▶ _Records for the exercise_
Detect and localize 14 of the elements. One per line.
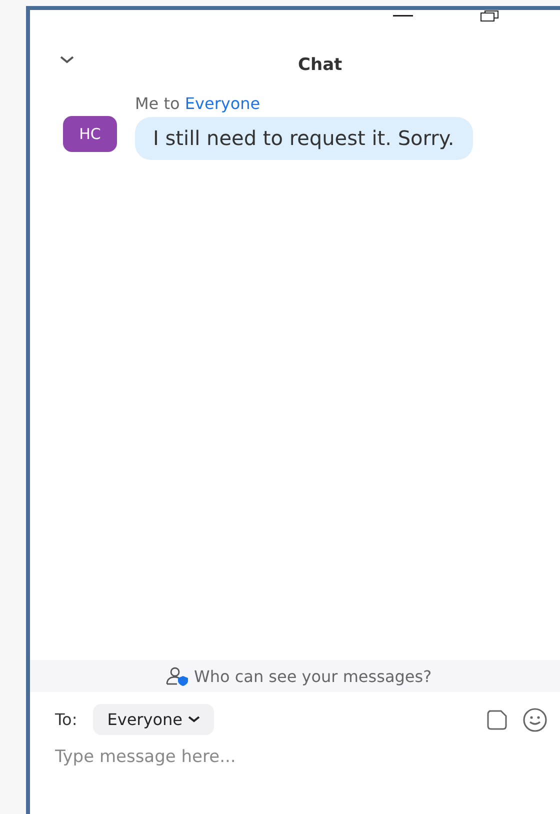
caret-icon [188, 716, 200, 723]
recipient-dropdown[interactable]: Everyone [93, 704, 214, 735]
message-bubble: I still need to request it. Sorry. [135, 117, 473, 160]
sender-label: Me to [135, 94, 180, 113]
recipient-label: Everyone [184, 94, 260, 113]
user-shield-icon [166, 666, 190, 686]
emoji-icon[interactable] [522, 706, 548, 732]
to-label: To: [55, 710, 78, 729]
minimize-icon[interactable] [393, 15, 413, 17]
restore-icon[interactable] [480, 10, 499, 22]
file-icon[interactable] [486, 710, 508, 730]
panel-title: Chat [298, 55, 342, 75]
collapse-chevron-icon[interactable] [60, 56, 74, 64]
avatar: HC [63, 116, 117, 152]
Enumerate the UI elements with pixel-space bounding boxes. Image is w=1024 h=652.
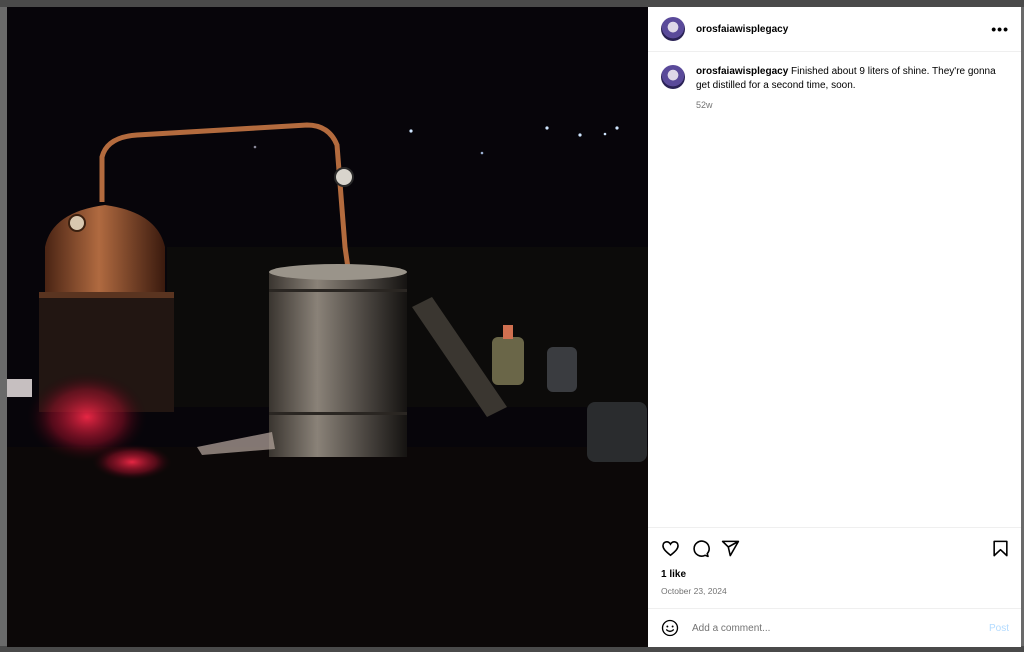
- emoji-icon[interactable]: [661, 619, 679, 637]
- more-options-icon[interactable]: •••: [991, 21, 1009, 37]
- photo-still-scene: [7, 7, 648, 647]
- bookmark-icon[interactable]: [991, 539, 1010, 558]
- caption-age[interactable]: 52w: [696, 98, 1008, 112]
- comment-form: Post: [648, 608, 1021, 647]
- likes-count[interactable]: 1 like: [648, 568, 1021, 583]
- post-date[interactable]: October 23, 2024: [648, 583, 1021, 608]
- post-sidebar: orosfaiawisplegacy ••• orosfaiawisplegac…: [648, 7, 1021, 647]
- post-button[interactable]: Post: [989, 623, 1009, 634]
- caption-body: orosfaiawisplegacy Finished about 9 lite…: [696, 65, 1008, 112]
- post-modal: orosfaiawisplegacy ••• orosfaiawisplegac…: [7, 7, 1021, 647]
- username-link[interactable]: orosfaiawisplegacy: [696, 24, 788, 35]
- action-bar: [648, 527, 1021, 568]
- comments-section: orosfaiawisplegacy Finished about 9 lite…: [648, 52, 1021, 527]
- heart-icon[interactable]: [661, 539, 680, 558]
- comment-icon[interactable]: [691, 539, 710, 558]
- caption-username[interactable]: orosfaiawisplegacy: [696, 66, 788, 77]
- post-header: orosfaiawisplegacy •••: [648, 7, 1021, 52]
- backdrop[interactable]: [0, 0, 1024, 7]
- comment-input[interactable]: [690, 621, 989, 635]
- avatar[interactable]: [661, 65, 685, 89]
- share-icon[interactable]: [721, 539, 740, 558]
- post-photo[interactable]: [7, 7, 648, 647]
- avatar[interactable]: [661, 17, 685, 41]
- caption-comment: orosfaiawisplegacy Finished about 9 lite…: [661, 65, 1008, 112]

▶ _Goal_
Rename "emoji-icon" to "smiley-icon" throughout all the records above, leaving everything else unchanged and leaving out the pictures.

▶ _Written response_
Detect and localize 14 of the elements. One per line.
caret-icon [188, 716, 200, 723]
recipient-dropdown[interactable]: Everyone [93, 704, 214, 735]
message-bubble: I still need to request it. Sorry. [135, 117, 473, 160]
sender-label: Me to [135, 94, 180, 113]
recipient-label: Everyone [184, 94, 260, 113]
user-shield-icon [166, 666, 190, 686]
smiley-icon[interactable] [522, 706, 548, 732]
to-label: To: [55, 710, 78, 729]
minimize-icon[interactable] [393, 15, 413, 17]
restore-icon[interactable] [480, 10, 499, 22]
file-icon[interactable] [486, 710, 508, 730]
panel-title: Chat [298, 55, 342, 75]
collapse-chevron-icon[interactable] [60, 56, 74, 64]
avatar: HC [63, 116, 117, 152]
Enumerate the UI elements with pixel-space bounding boxes. Image is w=1024 h=652.
- smiley-icon[interactable]: [661, 619, 679, 637]
- more-options-icon[interactable]: •••: [991, 21, 1009, 37]
- photo-still-scene: [7, 7, 648, 647]
- bookmark-icon[interactable]: [991, 539, 1010, 558]
- caption-age[interactable]: 52w: [696, 98, 1008, 112]
- comment-form: Post: [648, 608, 1021, 647]
- likes-count[interactable]: 1 like: [648, 568, 1021, 583]
- post-date[interactable]: October 23, 2024: [648, 583, 1021, 608]
- post-sidebar: orosfaiawisplegacy ••• orosfaiawisplegac…: [648, 7, 1021, 647]
- post-button[interactable]: Post: [989, 623, 1009, 634]
- caption-body: orosfaiawisplegacy Finished about 9 lite…: [696, 65, 1008, 112]
- post-modal: orosfaiawisplegacy ••• orosfaiawisplegac…: [7, 7, 1021, 647]
- username-link[interactable]: orosfaiawisplegacy: [696, 24, 788, 35]
- action-bar: [648, 527, 1021, 568]
- comments-section: orosfaiawisplegacy Finished about 9 lite…: [648, 52, 1021, 527]
- heart-icon[interactable]: [661, 539, 680, 558]
- comment-icon[interactable]: [691, 539, 710, 558]
- caption-username[interactable]: orosfaiawisplegacy: [696, 66, 788, 77]
- post-header: orosfaiawisplegacy •••: [648, 7, 1021, 52]
- backdrop[interactable]: [0, 0, 1024, 7]
- comment-input[interactable]: [690, 621, 989, 635]
- avatar[interactable]: [661, 65, 685, 89]
- share-icon[interactable]: [721, 539, 740, 558]
- post-photo[interactable]: [7, 7, 648, 647]
- avatar[interactable]: [661, 17, 685, 41]
- caption-comment: orosfaiawisplegacy Finished about 9 lite…: [661, 65, 1008, 112]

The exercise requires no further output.